Carrière
Vous traînez une mauvaise image en entreprise, comment s’en défaire
Une image de soi négative peut être le résultat de critiques accumulées qu’un individu a subies. Difficile d’échapper au jugement des autres, mais on doit essayer de ne pas vivre dans le déni.

Peu coopératif, mauvais caractère, peu appliqué, balance, incompétent, difficile à vivre… Dans tout groupe social, l’homme est soumis au jugement de ses prochains. Pour la plupart du temps, ce sont les points négatifs qui sont davantage mis en évidence.
Personne n’y échappe, a fortiori dans l’entreprise où les intérêts personnels sont souvent privilégiés. Parce que, il faut bien le dire, l’altruisme s’efface dans un monde où les performances individuelles sont inscrites en tête de liste des priorités. Ainsi, il arrive, et ce n’est pas rare, qu’une image collée à une personne, soit le résultat d’une rivalité ou tout simplement d’une démarche malveillante : je n’aime pas un collègue, ou je crois qu’il veut prendre ma place, je le dénigre devant les autres qui, à long terme, vont s’approprier mes réflexions et les projeter sur la cible. Ce cas de figure est fréquent dans l’entreprise, et les jugements de l’accusateur ont toutes les chances d’être reprises, si ce dernier est influent au sein d’un groupe. Il arrive même qu’une personne finisse par s’identifier à ces jugements négatifs s’il arrive que tout le monde la mette à l’index. Les psychologues ont, à cet égard, démontré qu’une image négative de soi peut être le résultat de critiques accumulées qu’un individu a subies durant son enfance. Mais cela peut aussi arriver à tout moment de la vie. L’image de soi est définie comme «l’idée que chacun se fait de son identité physique, psychologique et sociale. Elle est liée à la perception que l’on a de son propre corps. Elle est aussi liée à l’estime de soi, la façon dont on se juge».
Mais, en général, dans tout groupe, quand on est jugé négativement, c’est parce qu’on ne correspond pas aux codes communs. Les habitudes vestimentaires, les manières, l’apparence physique, la façon de parler… Tous les aspects matériels et immatériels que l’on peut voir ou sentir chez une personne participent à la construction d’une image.

* * * * * * * * *

* [CONSIGNES]:
**A)** Recopiez à l'identique les lignes du listing, en partant de la toute première et en allant jusqu'à celle qui contient "- bar: [404, 390, 407, 475]", incluse.
**B)** Reprenez le texte sur la mauvaise image en entreprise et poursuivez-le à partir de sa dernière phrase.

* [DONNÉES EXTRAITES]:
* * * * * * * * *

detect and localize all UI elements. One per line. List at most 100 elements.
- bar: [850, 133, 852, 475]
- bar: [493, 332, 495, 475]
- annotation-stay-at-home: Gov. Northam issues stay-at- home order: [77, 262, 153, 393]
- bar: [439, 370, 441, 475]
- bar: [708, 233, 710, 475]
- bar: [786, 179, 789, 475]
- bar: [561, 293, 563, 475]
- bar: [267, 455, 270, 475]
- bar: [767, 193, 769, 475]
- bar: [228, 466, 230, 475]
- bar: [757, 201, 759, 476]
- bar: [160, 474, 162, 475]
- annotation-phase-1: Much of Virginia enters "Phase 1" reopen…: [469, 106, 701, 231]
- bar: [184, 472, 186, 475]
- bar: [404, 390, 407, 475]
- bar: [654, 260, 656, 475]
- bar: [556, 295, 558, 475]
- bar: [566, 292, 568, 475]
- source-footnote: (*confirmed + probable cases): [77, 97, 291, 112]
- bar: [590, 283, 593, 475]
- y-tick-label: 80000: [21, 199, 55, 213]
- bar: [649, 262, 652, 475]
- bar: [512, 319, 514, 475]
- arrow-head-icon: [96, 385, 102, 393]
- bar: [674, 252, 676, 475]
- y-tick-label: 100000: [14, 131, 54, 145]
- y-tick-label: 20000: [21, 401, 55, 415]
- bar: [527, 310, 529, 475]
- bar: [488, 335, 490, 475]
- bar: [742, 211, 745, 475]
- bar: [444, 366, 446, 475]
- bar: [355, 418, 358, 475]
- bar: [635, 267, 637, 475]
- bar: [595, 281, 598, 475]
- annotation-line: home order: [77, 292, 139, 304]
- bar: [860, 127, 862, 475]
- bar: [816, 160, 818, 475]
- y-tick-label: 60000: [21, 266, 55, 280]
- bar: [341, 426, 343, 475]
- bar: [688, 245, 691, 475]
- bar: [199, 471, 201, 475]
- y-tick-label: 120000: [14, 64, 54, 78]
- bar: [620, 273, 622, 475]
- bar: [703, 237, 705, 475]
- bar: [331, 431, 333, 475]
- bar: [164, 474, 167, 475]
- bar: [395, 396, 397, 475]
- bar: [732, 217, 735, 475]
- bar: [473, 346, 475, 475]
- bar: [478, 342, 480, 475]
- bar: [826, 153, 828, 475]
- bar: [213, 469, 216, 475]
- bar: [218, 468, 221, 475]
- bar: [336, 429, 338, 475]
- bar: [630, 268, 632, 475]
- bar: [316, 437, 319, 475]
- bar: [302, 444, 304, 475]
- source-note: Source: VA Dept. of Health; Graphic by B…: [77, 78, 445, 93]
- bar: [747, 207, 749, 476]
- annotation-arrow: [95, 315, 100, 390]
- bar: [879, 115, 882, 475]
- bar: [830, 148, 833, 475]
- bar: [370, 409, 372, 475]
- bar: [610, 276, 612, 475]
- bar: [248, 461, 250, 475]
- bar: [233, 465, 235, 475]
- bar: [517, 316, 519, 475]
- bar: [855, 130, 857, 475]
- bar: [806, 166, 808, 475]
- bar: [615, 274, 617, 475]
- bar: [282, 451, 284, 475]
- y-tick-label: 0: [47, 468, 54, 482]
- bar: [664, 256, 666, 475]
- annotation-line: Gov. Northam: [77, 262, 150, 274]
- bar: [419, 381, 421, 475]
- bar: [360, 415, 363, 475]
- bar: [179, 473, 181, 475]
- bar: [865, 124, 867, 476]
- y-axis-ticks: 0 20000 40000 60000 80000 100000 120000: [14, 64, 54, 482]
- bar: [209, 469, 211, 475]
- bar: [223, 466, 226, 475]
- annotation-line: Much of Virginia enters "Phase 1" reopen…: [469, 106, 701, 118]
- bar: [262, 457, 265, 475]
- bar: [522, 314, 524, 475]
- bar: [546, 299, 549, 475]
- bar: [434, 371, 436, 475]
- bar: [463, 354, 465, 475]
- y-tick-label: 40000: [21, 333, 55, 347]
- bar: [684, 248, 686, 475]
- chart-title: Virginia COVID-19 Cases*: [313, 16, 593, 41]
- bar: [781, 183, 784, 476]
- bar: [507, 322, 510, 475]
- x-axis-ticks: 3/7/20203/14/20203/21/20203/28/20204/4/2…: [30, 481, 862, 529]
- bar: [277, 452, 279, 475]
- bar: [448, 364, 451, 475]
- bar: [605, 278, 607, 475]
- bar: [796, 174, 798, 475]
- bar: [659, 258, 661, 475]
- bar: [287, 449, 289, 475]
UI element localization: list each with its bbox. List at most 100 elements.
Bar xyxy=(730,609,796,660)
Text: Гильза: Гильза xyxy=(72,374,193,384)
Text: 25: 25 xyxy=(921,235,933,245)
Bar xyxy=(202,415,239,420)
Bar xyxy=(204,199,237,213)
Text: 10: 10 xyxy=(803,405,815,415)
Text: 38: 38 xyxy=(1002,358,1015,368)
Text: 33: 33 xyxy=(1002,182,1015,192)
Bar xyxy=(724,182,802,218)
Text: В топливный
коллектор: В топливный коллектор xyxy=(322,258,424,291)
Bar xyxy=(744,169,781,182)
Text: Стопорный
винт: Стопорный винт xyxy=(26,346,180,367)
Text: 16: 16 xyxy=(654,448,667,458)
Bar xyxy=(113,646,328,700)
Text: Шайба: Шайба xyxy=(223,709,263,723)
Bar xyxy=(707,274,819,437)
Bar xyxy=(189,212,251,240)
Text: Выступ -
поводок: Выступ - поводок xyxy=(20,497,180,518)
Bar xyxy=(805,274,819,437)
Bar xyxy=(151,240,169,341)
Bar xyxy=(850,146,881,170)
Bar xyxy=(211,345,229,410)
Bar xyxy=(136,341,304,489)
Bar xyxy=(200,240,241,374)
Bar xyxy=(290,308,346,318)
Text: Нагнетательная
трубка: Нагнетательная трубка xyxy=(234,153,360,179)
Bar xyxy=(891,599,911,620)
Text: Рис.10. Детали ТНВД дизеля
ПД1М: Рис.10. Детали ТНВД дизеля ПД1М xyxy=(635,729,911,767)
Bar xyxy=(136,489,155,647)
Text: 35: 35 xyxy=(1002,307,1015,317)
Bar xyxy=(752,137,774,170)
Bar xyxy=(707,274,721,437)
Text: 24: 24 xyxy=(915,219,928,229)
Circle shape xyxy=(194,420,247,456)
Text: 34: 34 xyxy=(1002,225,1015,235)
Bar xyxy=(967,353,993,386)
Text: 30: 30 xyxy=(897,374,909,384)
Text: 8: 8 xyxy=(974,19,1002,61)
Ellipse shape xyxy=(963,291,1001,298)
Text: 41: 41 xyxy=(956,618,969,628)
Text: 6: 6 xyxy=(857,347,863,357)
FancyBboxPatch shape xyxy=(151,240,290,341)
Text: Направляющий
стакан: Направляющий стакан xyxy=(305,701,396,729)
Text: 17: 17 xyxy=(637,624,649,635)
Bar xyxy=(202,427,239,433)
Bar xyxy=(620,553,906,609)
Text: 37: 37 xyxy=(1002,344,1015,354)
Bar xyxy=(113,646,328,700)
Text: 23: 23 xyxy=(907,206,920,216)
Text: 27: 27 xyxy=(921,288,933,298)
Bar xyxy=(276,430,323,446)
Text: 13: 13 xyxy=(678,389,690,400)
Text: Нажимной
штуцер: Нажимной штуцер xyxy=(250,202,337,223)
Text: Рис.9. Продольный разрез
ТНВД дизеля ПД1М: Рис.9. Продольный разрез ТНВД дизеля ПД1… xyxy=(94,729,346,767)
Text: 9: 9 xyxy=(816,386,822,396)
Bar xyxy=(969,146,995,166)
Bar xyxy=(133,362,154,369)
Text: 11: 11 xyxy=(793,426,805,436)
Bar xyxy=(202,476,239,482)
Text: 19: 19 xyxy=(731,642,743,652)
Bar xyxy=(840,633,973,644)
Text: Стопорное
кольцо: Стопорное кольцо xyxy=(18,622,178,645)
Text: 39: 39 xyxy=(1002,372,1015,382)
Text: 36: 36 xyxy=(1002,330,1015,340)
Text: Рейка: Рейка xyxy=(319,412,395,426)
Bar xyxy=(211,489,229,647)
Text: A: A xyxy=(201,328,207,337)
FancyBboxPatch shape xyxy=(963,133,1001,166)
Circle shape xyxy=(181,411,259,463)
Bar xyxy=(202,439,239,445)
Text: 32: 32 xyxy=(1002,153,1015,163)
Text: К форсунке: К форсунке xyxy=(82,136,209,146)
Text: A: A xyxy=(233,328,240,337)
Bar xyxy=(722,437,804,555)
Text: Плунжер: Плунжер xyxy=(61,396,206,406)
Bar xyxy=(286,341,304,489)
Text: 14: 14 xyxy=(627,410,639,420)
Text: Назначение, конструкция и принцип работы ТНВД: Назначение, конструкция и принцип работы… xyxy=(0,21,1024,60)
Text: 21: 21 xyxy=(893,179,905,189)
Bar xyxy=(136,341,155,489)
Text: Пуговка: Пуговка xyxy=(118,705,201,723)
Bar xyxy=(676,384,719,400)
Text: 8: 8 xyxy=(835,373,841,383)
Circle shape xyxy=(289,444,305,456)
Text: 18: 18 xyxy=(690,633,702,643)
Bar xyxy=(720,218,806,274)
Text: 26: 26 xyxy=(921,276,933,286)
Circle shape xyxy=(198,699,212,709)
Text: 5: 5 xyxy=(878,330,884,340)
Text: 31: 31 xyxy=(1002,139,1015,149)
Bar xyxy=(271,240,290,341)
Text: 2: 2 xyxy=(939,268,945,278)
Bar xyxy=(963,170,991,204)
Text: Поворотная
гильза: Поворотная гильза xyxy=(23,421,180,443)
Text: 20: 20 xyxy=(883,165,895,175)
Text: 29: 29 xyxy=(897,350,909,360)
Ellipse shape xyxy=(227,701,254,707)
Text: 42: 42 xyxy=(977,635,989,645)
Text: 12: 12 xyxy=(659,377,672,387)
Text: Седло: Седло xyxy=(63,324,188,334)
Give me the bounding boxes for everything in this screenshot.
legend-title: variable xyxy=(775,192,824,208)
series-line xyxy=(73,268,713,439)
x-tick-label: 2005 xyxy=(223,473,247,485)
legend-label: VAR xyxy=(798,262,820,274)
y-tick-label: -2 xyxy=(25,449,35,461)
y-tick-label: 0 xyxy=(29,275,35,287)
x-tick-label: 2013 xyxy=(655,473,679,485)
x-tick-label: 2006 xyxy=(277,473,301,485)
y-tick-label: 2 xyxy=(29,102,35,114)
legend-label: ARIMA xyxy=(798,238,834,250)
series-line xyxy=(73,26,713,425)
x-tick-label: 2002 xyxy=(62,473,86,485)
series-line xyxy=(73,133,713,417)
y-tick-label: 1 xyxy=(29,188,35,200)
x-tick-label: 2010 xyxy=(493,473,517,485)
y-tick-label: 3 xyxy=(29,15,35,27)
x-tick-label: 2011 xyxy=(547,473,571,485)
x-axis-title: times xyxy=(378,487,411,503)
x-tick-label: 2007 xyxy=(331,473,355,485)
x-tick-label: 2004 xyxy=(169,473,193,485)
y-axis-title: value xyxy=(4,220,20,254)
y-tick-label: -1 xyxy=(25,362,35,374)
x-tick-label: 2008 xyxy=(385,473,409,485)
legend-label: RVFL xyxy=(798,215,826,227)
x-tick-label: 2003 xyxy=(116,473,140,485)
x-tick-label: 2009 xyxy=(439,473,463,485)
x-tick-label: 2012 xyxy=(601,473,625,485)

* * * * * * * * *

* [RÉSULTATS]:
**A)**
detect and localize all UI elements. One per line. List at most 100 elements.
- bar: [850, 133, 852, 475]
- bar: [493, 332, 495, 475]
- annotation-stay-at-home: Gov. Northam issues stay-at- home order: [77, 262, 153, 393]
- bar: [439, 370, 441, 475]
- bar: [708, 233, 710, 475]
- bar: [786, 179, 789, 475]
- bar: [561, 293, 563, 475]
- bar: [267, 455, 270, 475]
- bar: [767, 193, 769, 475]
- bar: [228, 466, 230, 475]
- bar: [757, 201, 759, 476]
- bar: [160, 474, 162, 475]
- annotation-phase-1: Much of Virginia enters "Phase 1" reopen…: [469, 106, 701, 231]
- bar: [184, 472, 186, 475]
- bar: [404, 390, 407, 475]

**B)**
Les philosophes ont bien admis, et depuis longtemps, le caractère social de l’être humain. Aristote ne disait-il pas que «l’homme qui est dans l’incapacité d’être membre d’une communauté, ou qui n’en éprouve nullement le besoin parce qu’il se suffit à lui-même, ne fait en rien partie de la cité, et par conséquent est une brute ou un dieu». A sa suite, Jean-Jacques Rousseau considère que les autres ne sont pas seulement un milieu naturel pour l’individu, mais lui sont nécessaires pour accéder à la condition humaine. «Le sauvage vit en lui-même, l’homme sociable, toujours hors de lui, ne sait vivre que dans l’opinion des autres, et c’est, pour ainsi dire, de leur seul jugement qu’il tire le sentiment de sa propre existence», disait le penseur genevois francophone. «L’enfer, c’est les autres», de Jean Paul Sartre traduit toute la difficulté d’une personne à se dépêtrer du regard de ses vis-à-vis. Dès lors, l’homme travaille toujours, consciemment ou inconsciemment, à se construire une image qui lui permette de mener une existence sociale confortable. Le problème est que nous vivons en même temps et de manière discontinue dans plusieurs mondes.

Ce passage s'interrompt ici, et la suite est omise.